# [Box annotation data]
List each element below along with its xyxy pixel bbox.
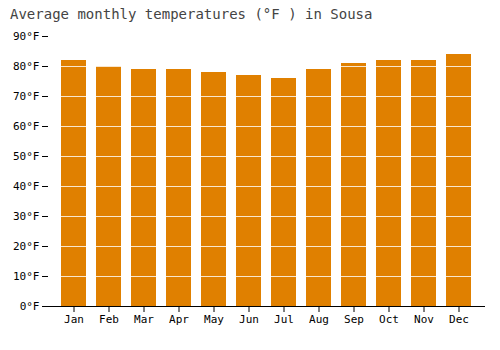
svg-text:Apr: Apr [169, 313, 189, 326]
svg-text:10°F: 10°F [13, 270, 40, 283]
svg-text:Feb: Feb [99, 313, 119, 326]
svg-text:70°F: 70°F [13, 90, 40, 103]
html-text:Average monthly temperatures (: Average monthly temperatures (°F ) in So… [10, 6, 373, 22]
svg-text:Nov: Nov [414, 313, 434, 326]
svg-text:30°F: 30°F [13, 210, 40, 223]
svg-text:0°F: 0°F [20, 300, 40, 313]
svg-text:60°F: 60°F [13, 120, 40, 133]
svg-text:40°F: 40°F [13, 180, 40, 193]
svg-text:Oct: Oct [379, 313, 399, 326]
svg-text:May: May [204, 313, 224, 326]
svg-text:20°F: 20°F [13, 240, 40, 253]
svg-text:50°F: 50°F [13, 150, 40, 163]
svg-text:Dec: Dec [449, 313, 469, 326]
svg-text:Mar: Mar [134, 313, 154, 326]
svg-text:Aug: Aug [309, 313, 329, 326]
svg-text:80°F: 80°F [13, 60, 40, 73]
svg-text:Sep: Sep [344, 313, 364, 326]
svg-text:Jul: Jul [274, 313, 294, 326]
svg-text:Jan: Jan [64, 313, 84, 326]
svg-text:Jun: Jun [239, 313, 259, 326]
svg-text:90°F: 90°F [13, 30, 40, 43]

# [Requirements]
Pull out each line of the records that contains the string "with". Letter case must match.

# [Exercise result]
List each element below along with its xyxy pixel bbox.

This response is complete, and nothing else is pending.